> DATA SHOWN:
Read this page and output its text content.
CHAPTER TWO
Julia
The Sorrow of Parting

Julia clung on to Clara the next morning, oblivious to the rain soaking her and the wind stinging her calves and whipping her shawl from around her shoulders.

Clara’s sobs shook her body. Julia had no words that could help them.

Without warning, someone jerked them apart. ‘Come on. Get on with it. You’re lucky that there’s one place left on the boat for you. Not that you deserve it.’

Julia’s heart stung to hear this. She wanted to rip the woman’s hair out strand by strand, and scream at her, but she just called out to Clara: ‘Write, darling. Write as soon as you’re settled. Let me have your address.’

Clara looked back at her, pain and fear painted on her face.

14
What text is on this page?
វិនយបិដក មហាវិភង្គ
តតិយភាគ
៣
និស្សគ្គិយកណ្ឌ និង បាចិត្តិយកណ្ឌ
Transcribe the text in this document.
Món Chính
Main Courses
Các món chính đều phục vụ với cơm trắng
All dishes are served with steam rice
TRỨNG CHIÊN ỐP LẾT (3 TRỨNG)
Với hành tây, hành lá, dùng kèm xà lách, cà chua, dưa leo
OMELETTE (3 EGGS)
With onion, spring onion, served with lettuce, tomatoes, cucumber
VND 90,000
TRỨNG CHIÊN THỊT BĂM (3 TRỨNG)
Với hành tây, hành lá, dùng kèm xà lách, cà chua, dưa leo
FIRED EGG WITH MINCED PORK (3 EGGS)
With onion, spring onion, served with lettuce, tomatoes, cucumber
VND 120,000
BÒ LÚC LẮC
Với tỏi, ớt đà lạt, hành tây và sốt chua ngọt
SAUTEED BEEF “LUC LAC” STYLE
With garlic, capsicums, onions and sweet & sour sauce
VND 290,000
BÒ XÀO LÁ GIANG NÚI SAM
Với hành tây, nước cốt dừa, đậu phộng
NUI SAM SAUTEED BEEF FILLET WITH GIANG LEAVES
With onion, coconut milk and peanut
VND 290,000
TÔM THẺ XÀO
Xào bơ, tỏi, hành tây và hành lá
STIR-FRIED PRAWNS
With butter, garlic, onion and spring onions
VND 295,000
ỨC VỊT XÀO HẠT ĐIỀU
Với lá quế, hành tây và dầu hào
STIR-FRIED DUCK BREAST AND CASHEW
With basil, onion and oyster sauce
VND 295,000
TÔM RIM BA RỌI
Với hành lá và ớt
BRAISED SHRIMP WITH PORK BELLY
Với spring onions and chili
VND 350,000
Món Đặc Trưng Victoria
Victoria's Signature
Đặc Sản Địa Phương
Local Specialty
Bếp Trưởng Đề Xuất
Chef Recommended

> INSTRUCTION: Copy each entry exactly, with nothing added or dropped.

> WRITTEN SOLUTION:
Read this page and output its text content.
CHAPTER TWO
Julia
The Sorrow of Parting

Julia clung on to Clara the next morning, oblivious to the rain soaking her and the wind stinging her calves and whipping her shawl from around her shoulders.

Clara’s sobs shook her body. Julia had no words that could help them.

Without warning, someone jerked them apart. ‘Come on. Get on with it. You’re lucky that there’s one place left on the boat for you. Not that you deserve it.’

Julia’s heart stung to hear this. She wanted to rip the woman’s hair out strand by strand, and scream at her, but she just called out to Clara: ‘Write, darling. Write as soon as you’re settled. Let me have your address.’

Clara looked back at her, pain and fear painted on her face.

14
What text is on this page?
វិនយបិដក មហាវិភង្គ
តតិយភាគ
៣
និស្សគ្គិយកណ្ឌ និង បាចិត្តិយកណ្ឌ
Transcribe the text in this document.
Món Chính
Main Courses
Các món chính đều phục vụ với cơm trắng
All dishes are served with steam rice
TRỨNG CHIÊN ỐP LẾT (3 TRỨNG)
Với hành tây, hành lá, dùng kèm xà lách, cà chua, dưa leo
OMELETTE (3 EGGS)
With onion, spring onion, served with lettuce, tomatoes, cucumber
VND 90,000
TRỨNG CHIÊN THỊT BĂM (3 TRỨNG)
Với hành tây, hành lá, dùng kèm xà lách, cà chua, dưa leo
FIRED EGG WITH MINCED PORK (3 EGGS)
With onion, spring onion, served with lettuce, tomatoes, cucumber
VND 120,000
BÒ LÚC LẮC
Với tỏi, ớt đà lạt, hành tây và sốt chua ngọt
SAUTEED BEEF “LUC LAC” STYLE
With garlic, capsicums, onions and sweet & sour sauce
VND 290,000
BÒ XÀO LÁ GIANG NÚI SAM
Với hành tây, nước cốt dừa, đậu phộng
NUI SAM SAUTEED BEEF FILLET WITH GIANG LEAVES
With onion, coconut milk and peanut
VND 290,000
TÔM THẺ XÀO
Xào bơ, tỏi, hành tây và hành lá
STIR-FRIED PRAWNS
With butter, garlic, onion and spring onions
VND 295,000
ỨC VỊT XÀO HẠT ĐIỀU
Với lá quế, hành tây và dầu hào
STIR-FRIED DUCK BREAST AND CASHEW
With basil, onion and oyster sauce
VND 295,000
TÔM RIM BA RỌI
Với hành lá và ớt
BRAISED SHRIMP WITH PORK BELLY
Với spring onions and chili
VND 350,000
Món Đặc Trưng Victoria
Victoria's Signature
Đặc Sản Địa Phương
Local Specialty
Bếp Trưởng Đề Xuất
Chef Recommended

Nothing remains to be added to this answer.